* [DATA SECTION]
_ _ _
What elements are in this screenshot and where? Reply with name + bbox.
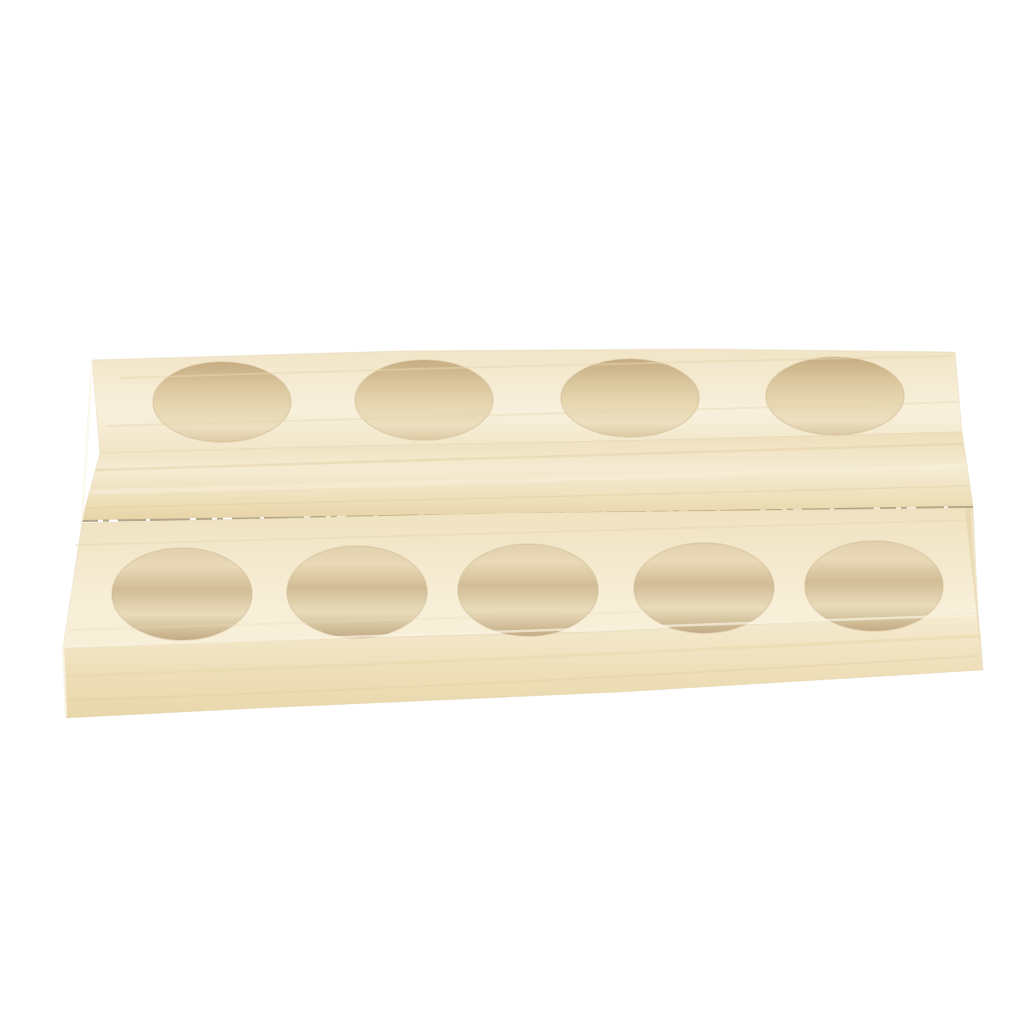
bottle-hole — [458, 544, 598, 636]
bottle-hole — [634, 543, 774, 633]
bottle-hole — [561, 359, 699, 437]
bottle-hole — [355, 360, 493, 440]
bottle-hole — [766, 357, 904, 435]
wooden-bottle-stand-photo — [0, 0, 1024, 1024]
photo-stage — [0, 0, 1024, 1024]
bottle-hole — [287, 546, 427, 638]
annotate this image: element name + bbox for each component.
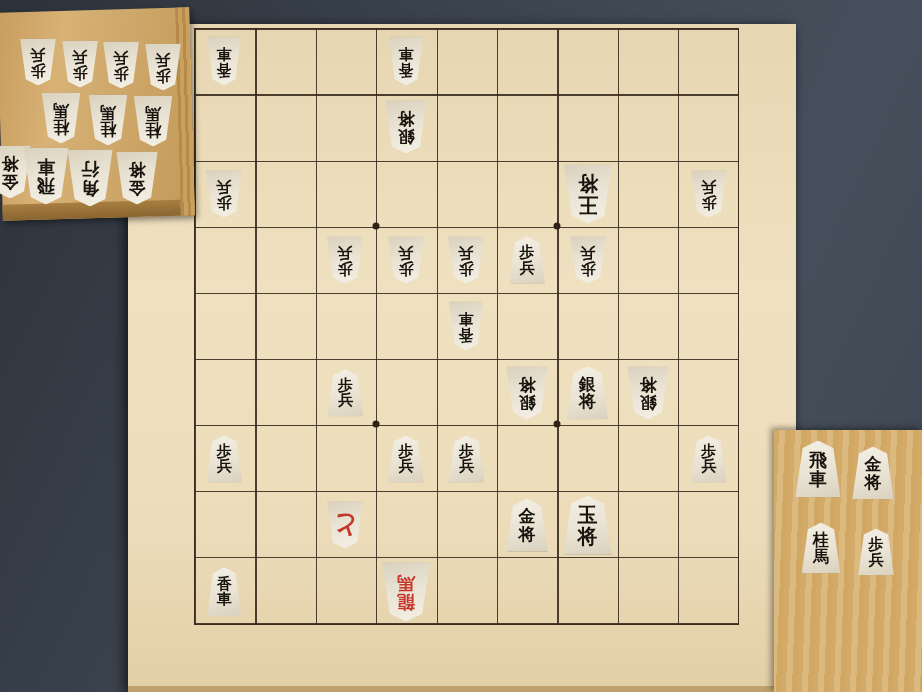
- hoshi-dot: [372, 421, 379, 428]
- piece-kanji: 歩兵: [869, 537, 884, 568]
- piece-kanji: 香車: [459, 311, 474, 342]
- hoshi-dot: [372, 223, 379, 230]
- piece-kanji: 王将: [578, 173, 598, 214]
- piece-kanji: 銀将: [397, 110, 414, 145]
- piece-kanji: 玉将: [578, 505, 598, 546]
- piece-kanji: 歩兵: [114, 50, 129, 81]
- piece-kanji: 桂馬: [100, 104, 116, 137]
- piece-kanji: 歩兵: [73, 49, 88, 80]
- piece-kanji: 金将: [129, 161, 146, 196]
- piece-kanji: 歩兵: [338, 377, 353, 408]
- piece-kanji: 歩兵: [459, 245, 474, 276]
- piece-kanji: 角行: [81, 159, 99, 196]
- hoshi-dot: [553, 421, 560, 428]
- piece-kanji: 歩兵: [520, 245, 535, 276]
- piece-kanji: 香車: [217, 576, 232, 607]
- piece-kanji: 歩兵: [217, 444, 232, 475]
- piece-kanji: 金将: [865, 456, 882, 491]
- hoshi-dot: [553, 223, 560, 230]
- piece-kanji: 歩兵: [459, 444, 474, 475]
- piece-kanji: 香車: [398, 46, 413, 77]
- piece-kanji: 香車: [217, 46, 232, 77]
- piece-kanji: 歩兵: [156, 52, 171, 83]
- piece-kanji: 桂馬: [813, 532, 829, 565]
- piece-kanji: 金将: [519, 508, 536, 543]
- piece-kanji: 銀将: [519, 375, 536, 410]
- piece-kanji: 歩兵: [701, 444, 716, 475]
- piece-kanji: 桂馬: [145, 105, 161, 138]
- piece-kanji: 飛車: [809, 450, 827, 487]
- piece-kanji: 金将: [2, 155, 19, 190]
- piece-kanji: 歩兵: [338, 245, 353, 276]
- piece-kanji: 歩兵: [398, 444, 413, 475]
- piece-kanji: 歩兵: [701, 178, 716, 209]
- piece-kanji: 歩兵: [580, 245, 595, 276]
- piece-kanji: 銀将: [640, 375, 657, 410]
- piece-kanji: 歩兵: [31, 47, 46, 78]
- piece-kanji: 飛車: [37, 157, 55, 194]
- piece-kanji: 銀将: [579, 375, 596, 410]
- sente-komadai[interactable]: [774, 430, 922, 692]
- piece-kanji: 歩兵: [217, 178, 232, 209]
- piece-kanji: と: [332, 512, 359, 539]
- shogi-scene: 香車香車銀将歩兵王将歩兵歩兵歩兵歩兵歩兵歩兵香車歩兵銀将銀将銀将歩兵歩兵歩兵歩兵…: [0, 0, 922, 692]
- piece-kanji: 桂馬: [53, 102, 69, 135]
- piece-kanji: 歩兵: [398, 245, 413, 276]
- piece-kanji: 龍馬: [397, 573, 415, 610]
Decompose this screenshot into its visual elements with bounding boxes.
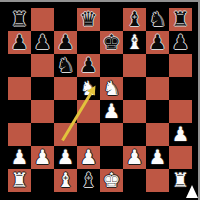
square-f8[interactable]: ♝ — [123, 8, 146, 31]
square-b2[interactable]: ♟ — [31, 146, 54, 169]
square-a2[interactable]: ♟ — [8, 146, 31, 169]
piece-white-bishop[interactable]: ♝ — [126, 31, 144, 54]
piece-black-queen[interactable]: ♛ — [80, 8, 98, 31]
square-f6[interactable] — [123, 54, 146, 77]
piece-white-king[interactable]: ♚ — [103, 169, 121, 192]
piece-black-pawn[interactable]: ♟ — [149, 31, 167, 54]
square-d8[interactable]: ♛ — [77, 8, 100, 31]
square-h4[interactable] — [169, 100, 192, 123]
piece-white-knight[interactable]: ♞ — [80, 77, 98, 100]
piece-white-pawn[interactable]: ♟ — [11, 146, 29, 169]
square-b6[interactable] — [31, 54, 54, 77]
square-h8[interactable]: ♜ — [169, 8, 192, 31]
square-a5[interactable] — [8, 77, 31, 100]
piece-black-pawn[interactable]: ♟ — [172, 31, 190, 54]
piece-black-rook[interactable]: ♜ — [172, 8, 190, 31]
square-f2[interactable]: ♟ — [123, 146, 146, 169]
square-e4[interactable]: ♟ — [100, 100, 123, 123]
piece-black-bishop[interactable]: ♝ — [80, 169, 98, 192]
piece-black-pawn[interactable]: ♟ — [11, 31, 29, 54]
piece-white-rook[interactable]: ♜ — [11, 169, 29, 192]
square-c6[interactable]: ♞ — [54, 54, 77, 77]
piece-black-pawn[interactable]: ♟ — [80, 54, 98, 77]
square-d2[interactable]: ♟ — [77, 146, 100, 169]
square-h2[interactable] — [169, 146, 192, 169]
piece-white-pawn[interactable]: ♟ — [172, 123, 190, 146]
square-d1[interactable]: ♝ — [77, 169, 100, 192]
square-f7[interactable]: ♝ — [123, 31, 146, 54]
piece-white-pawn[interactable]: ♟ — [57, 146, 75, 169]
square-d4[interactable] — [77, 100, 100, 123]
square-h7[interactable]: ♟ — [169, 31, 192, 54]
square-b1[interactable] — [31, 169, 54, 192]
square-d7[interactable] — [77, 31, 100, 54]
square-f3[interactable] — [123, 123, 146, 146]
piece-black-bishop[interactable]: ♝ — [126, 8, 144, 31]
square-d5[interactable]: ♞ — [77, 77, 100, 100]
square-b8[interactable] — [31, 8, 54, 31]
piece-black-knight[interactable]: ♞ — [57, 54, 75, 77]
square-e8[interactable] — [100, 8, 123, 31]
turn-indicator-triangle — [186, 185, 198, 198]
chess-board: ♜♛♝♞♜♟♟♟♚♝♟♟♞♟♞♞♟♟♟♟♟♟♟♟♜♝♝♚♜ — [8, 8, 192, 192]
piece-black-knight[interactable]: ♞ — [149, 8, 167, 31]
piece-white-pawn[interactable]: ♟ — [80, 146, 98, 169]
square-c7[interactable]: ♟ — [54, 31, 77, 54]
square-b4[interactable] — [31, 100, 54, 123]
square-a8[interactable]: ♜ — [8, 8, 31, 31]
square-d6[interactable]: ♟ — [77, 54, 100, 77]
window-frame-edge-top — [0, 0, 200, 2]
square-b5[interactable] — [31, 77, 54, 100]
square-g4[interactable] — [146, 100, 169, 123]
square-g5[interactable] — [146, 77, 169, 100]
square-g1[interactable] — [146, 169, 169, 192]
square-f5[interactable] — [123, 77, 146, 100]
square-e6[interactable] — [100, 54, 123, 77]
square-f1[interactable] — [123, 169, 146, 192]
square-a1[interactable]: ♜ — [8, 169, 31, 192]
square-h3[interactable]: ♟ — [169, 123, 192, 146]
_ _ _
* [EXERCISE BRIEF] Render all of the rows above as a Markdown table with two columns, No. and Line. Give each line its number, skip blank lines, and leave the pictures out.

* [THE COMPLETED TASK]
| No. | Line |
|---|---|
| 1 | What elements are in this screenshot and where? Reply with name + bbox. |
| 2 | bottle-hole — [458, 544, 598, 636] |
| 3 | bottle-hole — [634, 543, 774, 633] |
| 4 | bottle-hole — [561, 359, 699, 437] |
| 5 | bottle-hole — [355, 360, 493, 440] |
| 6 | bottle-hole — [766, 357, 904, 435] |
| 7 | wooden-bottle-stand-photo — [0, 0, 1024, 1024] |
| 8 | photo-stage — [0, 0, 1024, 1024] |
| 9 | bottle-hole — [287, 546, 427, 638] |
| 10 | annotate this image: element name + bbox for each component. |
| 11 | - hoshi-dot: [372, 421, 379, 428] |
| 12 | - piece-kanji: 歩兵: [869, 537, 884, 568] |
| 13 | - piece-kanji: 香車: [459, 311, 474, 342] |
| 14 | - hoshi-dot: [372, 223, 379, 230] |
| 15 | - piece-kanji: 王将: [578, 173, 598, 214] |
| 16 | - piece-kanji: 銀将: [397, 110, 414, 145] |
| 17 | - piece-kanji: 玉将: [578, 505, 598, 546] |
| 18 | - piece-kanji: 歩兵: [114, 50, 129, 81] |
| 19 | - piece-kanji: 桂馬: [100, 104, 116, 137] |
| 20 | - piece-kanji: 歩兵: [73, 49, 88, 80] |
| 21 | - piece-kanji: 金将: [129, 161, 146, 196] |
| 22 | - piece-kanji: 歩兵: [338, 377, 353, 408] |
| 23 | - piece-kanji: 歩兵: [459, 245, 474, 276] |
| 24 | - piece-kanji: 角行: [81, 159, 99, 196] |
| 25 | - hoshi-dot: [553, 421, 560, 428] |
| 26 | - piece-kanji: 歩兵: [520, 245, 535, 276] |
| 27 | - piece-kanji: 香車: [217, 576, 232, 607] |
| 28 | - piece-kanji: 歩兵: [217, 444, 232, 475] |
| 29 | - piece-kanji: 金将: [865, 456, 882, 491] |
| 30 | - hoshi-dot: [553, 223, 560, 230] |
| 31 | - piece-kanji: 歩兵: [459, 444, 474, 475] |
| 32 | - piece-kanji: 香車: [398, 46, 413, 77] |
| 33 | - piece-kanji: 香車: [217, 46, 232, 77] |
| 34 | - piece-kanji: 歩兵: [156, 52, 171, 83] |
| 35 | - piece-kanji: 桂馬: [813, 532, 829, 565] |
| 36 | - piece-kanji: 金将: [519, 508, 536, 543] |
| 37 | - piece-kanji: 銀将: [519, 375, 536, 410] |
| 38 | - piece-kanji: 歩兵: [701, 444, 716, 475] |
| 39 | - piece-kanji: 桂馬: [145, 105, 161, 138] |
| 40 | - piece-kanji: 飛車: [809, 450, 827, 487] |
| 41 | - piece-kanji: 金将: [2, 155, 19, 190] |
| 42 | - piece-kanji: 歩兵: [338, 245, 353, 276] |
| 43 | - piece-kanji: 歩兵: [398, 444, 413, 475] |
| 44 | - piece-kanji: 歩兵: [701, 178, 716, 209] |
| 45 | - piece-kanji: 歩兵: [580, 245, 595, 276] |
| 46 | - piece-kanji: 銀将: [640, 375, 657, 410] |
| 47 | - piece-kanji: 歩兵: [31, 47, 46, 78] |
| 48 | - piece-kanji: 飛車: [37, 157, 55, 194] |
| 49 | - piece-kanji: 銀将: [579, 375, 596, 410] |
| 50 | - sente-komadai[interactable]: [774, 430, 922, 692] |
| 51 | - piece-kanji: 歩兵: [217, 178, 232, 209] |
| 52 | - piece-kanji: と: [332, 512, 359, 539] |
| 53 | - shogi-scene: 香車香車銀将歩兵王将歩兵歩兵歩兵歩兵歩兵歩兵香車歩兵銀将銀将銀将歩兵歩兵歩兵歩兵…: [0, 0, 922, 692] |
| 54 | - piece-kanji: 桂馬: [53, 102, 69, 135] |
| 55 | - piece-kanji: 歩兵: [398, 245, 413, 276] |
| 56 | - piece-kanji: 龍馬: [397, 573, 415, 610] |
| 57 | Decompose this screenshot into its visual elements with bounding boxes. |
| 58 | square-f8[interactable]: ♝ — [123, 8, 146, 31] |
| 59 | square-b2[interactable]: ♟ — [31, 146, 54, 169] |
| 60 | square-a2[interactable]: ♟ — [8, 146, 31, 169] |
| 61 | piece-white-bishop[interactable]: ♝ — [126, 31, 144, 54] |
| 62 | piece-black-queen[interactable]: ♛ — [80, 8, 98, 31] |
| 63 | square-f6[interactable] — [123, 54, 146, 77] |
| 64 | piece-white-king[interactable]: ♚ — [103, 169, 121, 192] |
| 65 | piece-black-pawn[interactable]: ♟ — [149, 31, 167, 54] |
| 66 | square-d8[interactable]: ♛ — [77, 8, 100, 31] |
| 67 | square-h4[interactable] — [169, 100, 192, 123] |
| 68 | piece-white-knight[interactable]: ♞ — [80, 77, 98, 100] |
| 69 | piece-white-pawn[interactable]: ♟ — [11, 146, 29, 169] |
| 70 | square-b6[interactable] — [31, 54, 54, 77] |
| 71 | square-h8[interactable]: ♜ — [169, 8, 192, 31] |
| 72 | square-a5[interactable] — [8, 77, 31, 100] |
| 73 | piece-black-pawn[interactable]: ♟ — [172, 31, 190, 54] |
| 74 | piece-black-rook[interactable]: ♜ — [172, 8, 190, 31] |
| 75 | square-f2[interactable]: ♟ — [123, 146, 146, 169] |
| 76 | square-e4[interactable]: ♟ — [100, 100, 123, 123] |
| 77 | piece-black-bishop[interactable]: ♝ — [80, 169, 98, 192] |
| 78 | piece-black-pawn[interactable]: ♟ — [11, 31, 29, 54] |
| 79 | piece-white-rook[interactable]: ♜ — [11, 169, 29, 192] |
| 80 | square-c6[interactable]: ♞ — [54, 54, 77, 77] |
| 81 | piece-black-pawn[interactable]: ♟ — [80, 54, 98, 77] |
| 82 | square-d2[interactable]: ♟ — [77, 146, 100, 169] |
| 83 | square-h2[interactable] — [169, 146, 192, 169] |
| 84 | piece-white-pawn[interactable]: ♟ — [172, 123, 190, 146] |
| 85 | square-d1[interactable]: ♝ — [77, 169, 100, 192] |
| 86 | square-f7[interactable]: ♝ — [123, 31, 146, 54] |
| 87 | piece-white-pawn[interactable]: ♟ — [57, 146, 75, 169] |
| 88 | square-d4[interactable] — [77, 100, 100, 123] |
| 89 | square-h7[interactable]: ♟ — [169, 31, 192, 54] |
| 90 | square-b1[interactable] — [31, 169, 54, 192] |
| 91 | square-d7[interactable] — [77, 31, 100, 54] |
| 92 | square-f3[interactable] — [123, 123, 146, 146] |
| 93 | piece-black-bishop[interactable]: ♝ — [126, 8, 144, 31] |
| 94 | square-d5[interactable]: ♞ — [77, 77, 100, 100] |
| 95 | square-b8[interactable] — [31, 8, 54, 31] |
| 96 | piece-black-knight[interactable]: ♞ — [57, 54, 75, 77] |
| 97 | square-e8[interactable] — [100, 8, 123, 31] |
| 98 | turn-indicator-triangle — [186, 185, 198, 198] |
| 99 | chess-board: ♜♛♝♞♜♟♟♟♚♝♟♟♞♟♞♞♟♟♟♟♟♟♟♟♜♝♝♚♜ — [8, 8, 192, 192] |
| 100 | piece-black-knight[interactable]: ♞ — [149, 8, 167, 31] |
| 101 | piece-white-pawn[interactable]: ♟ — [80, 146, 98, 169] |
| 102 | square-c7[interactable]: ♟ — [54, 31, 77, 54] |
| 103 | square-b4[interactable] — [31, 100, 54, 123] |
| 104 | square-a8[interactable]: ♜ — [8, 8, 31, 31] |
| 105 | square-d6[interactable]: ♟ — [77, 54, 100, 77] |
| 106 | window-frame-edge-top — [0, 0, 200, 2] |
| 107 | square-b5[interactable] — [31, 77, 54, 100] |
| 108 | square-g4[interactable] — [146, 100, 169, 123] |
| 109 | square-g5[interactable] — [146, 77, 169, 100] |
| 110 | square-g1[interactable] — [146, 169, 169, 192] |
| 111 | square-f5[interactable] — [123, 77, 146, 100] |
| 112 | square-e6[interactable] — [100, 54, 123, 77] |
| 113 | square-f1[interactable] — [123, 169, 146, 192] |
| 114 | square-a1[interactable]: ♜ — [8, 169, 31, 192] |
| 115 | square-h3[interactable]: ♟ — [169, 123, 192, 146] |